**Excerpted passage:**
↓

Ahmed Adel
The terrorist Houthi militia is working to exert oppression against Africans in Yemen, forcing them to flee to neighboring countries.
In the same context, the Houthi militia deported hundreds of African immigrants on Saturday, April 3, the day after the dispersal of a peaceful sit-in in Sanaa by force of arms, which led to the killing and arrest of many of them.
Yemeni activists circulated a video clip on social media of the arrival of dozens of Ethiopian refugees to the town of Haifan in southern Taiz Governorate on the borders of Lahij and the liberated Aden, after the Houthi militia expelled them from Sanaa by force.
Tragic scene
The video footage shows migrants trying to help each other to walk and elderly women walking on their crutches by force.
According to the Yemeni Al-Mashhad website, Yemeni sources revealed that the Houthi militia deported the migrants from Sanaa days after an open sit-in in front of the United Nations High Commissioner for Refugees to demand an international investigation into the victims of the horrific fire that occurred last month.
The Houthis also launched a widespread campaign of arrests, and citizens in the city of Dhamar in central Yemen were made to pledge not to return to the areas controlled by the militia in the north of the country.
Sources confirmed the arrival of the first batch of migrants to areas under the control of the internationally recognized Yemeni government in Haifan, and they are now on their way to the temporary capital, Aden.
Among the deportees were women, one of whom left her children at home alone and went out to join her comrades in the sit-in, but she was arrested and deported, according to information from Yemeni human rights sources.
The sources emphasized that the Houthi militia not only expelled hundreds of African refugees, but also proceeded to loot their personal properties.
On Friday, April 2, two migrants were killed after the Houthis used force and live bullets to disperse African migrants at the sit-in, according to Yemeni media.
Media reported that the Houthis had surrounded the sit-in and stormed it, and as a result, two people were killed, while 220 Ethiopian refugees, including 55 women, and 45 Somalis were arrested and taken to an unknown destination.
The Houthis had threatened to disperse the sit-ins in Sanaa more than once, and on Friday, armored vehicles and riot control forces were present.

↑

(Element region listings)
↓

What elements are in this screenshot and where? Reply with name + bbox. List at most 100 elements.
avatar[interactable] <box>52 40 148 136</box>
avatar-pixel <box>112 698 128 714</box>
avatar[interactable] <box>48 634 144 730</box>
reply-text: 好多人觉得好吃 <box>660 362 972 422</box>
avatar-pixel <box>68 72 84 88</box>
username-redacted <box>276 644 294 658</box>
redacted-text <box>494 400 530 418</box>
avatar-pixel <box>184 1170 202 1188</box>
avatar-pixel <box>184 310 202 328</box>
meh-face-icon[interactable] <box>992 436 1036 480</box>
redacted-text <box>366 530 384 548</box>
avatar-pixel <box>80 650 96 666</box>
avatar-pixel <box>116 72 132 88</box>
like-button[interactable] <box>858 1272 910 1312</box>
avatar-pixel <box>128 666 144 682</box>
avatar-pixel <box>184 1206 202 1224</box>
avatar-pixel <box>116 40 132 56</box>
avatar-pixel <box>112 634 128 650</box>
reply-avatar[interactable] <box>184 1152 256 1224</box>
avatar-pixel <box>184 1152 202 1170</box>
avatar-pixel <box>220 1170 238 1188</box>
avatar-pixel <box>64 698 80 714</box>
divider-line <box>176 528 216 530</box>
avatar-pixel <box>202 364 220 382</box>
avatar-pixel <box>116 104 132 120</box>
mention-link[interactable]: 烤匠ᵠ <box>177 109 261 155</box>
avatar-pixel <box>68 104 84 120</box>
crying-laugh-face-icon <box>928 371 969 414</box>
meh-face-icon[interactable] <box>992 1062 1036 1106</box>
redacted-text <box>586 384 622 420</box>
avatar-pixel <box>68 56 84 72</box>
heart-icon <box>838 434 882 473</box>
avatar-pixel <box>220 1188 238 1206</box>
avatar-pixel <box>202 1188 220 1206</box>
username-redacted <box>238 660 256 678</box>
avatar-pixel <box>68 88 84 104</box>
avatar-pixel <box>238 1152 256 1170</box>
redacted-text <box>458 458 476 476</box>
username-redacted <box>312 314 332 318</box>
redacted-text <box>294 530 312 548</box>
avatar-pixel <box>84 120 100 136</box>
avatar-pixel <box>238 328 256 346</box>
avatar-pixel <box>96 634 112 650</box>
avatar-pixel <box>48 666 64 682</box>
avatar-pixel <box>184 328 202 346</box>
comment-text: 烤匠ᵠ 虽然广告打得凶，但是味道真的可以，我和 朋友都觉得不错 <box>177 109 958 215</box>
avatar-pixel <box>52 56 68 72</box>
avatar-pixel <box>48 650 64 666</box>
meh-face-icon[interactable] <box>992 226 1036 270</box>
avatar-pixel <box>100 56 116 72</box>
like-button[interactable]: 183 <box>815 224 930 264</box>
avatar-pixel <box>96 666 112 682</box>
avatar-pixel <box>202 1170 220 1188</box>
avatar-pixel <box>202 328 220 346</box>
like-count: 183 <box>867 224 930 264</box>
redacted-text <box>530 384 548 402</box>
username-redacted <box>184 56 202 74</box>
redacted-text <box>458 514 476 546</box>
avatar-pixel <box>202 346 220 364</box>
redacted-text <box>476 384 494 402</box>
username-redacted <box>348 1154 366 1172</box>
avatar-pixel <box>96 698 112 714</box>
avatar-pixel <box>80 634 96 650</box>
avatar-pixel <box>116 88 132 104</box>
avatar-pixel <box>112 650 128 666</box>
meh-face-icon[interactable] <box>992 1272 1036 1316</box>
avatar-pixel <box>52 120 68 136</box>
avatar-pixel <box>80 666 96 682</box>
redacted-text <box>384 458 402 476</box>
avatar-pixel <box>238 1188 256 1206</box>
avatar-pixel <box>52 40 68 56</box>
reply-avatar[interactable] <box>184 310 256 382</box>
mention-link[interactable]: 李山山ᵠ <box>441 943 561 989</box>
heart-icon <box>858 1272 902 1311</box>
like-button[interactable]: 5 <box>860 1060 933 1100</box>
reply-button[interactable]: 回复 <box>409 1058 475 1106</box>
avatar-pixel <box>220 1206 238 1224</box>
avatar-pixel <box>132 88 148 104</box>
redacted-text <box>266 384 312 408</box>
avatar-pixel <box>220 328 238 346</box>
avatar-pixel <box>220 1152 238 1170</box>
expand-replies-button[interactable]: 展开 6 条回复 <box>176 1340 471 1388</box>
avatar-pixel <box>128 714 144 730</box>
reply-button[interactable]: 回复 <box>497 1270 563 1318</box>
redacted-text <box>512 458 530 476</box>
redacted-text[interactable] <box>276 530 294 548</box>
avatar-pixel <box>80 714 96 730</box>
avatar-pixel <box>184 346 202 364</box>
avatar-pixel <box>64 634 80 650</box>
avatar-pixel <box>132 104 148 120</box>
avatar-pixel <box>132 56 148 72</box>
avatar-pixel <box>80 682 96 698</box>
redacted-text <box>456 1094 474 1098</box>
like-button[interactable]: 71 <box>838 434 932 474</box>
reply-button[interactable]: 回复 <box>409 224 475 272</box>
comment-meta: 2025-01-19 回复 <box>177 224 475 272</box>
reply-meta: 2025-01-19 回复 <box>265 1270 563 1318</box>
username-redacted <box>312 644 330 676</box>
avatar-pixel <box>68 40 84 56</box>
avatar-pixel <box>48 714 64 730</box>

↑

**Tasks for this exercise:**
A – Retype the part of the article on African migrants in Yemen from "Yemeni activists circulated" up to and including "occurred last month.".
B – Put this sentence from the article on African migrants in Yemen into Spanish: "The Houthis had threatened to disperse the sit-ins in Sanaa more than once, and on Friday, armored vehicles and riot control forces were present."
C – Answer these from the article on African migrants in Yemen:
(i) In which town in southern Taiz Governorate did dozens of Ethiopian refugees arrive?
(ii) How many Somalis were arrested when the sit-in was stormed?
(iii) In which city were citizens made to pledge not to return to the areas the militia controls?
The listings were drawn from a separate source.

**Expected results:**
A –
Yemeni activists circulated a video clip on social media of the arrival of dozens of Ethiopian refugees to the town of Haifan in southern Taiz Governorate on the borders of Lahij and the liberated Aden, after the Houthi militia expelled them from Sanaa by force.
Tragic scene
The video footage shows migrants trying to help each other to walk and elderly women walking on their crutches by force.
According to the Yemeni Al-Mashhad website, Yemeni sources revealed that the Houthi militia deported the migrants from Sanaa days after an open sit-in in front of the United Nations High Commissioner for Refugees to demand an international investigation into the victims of the horrific fire that occurred last month.

B – Los hutíes habían amenazado más de una vez con dispersar las sentadas en Saná, y el viernes estuvieron presentes vehículos blindados y fuerzas antidisturbios.

C –
(i) Haifan
(ii) 45
(iii) Dhamar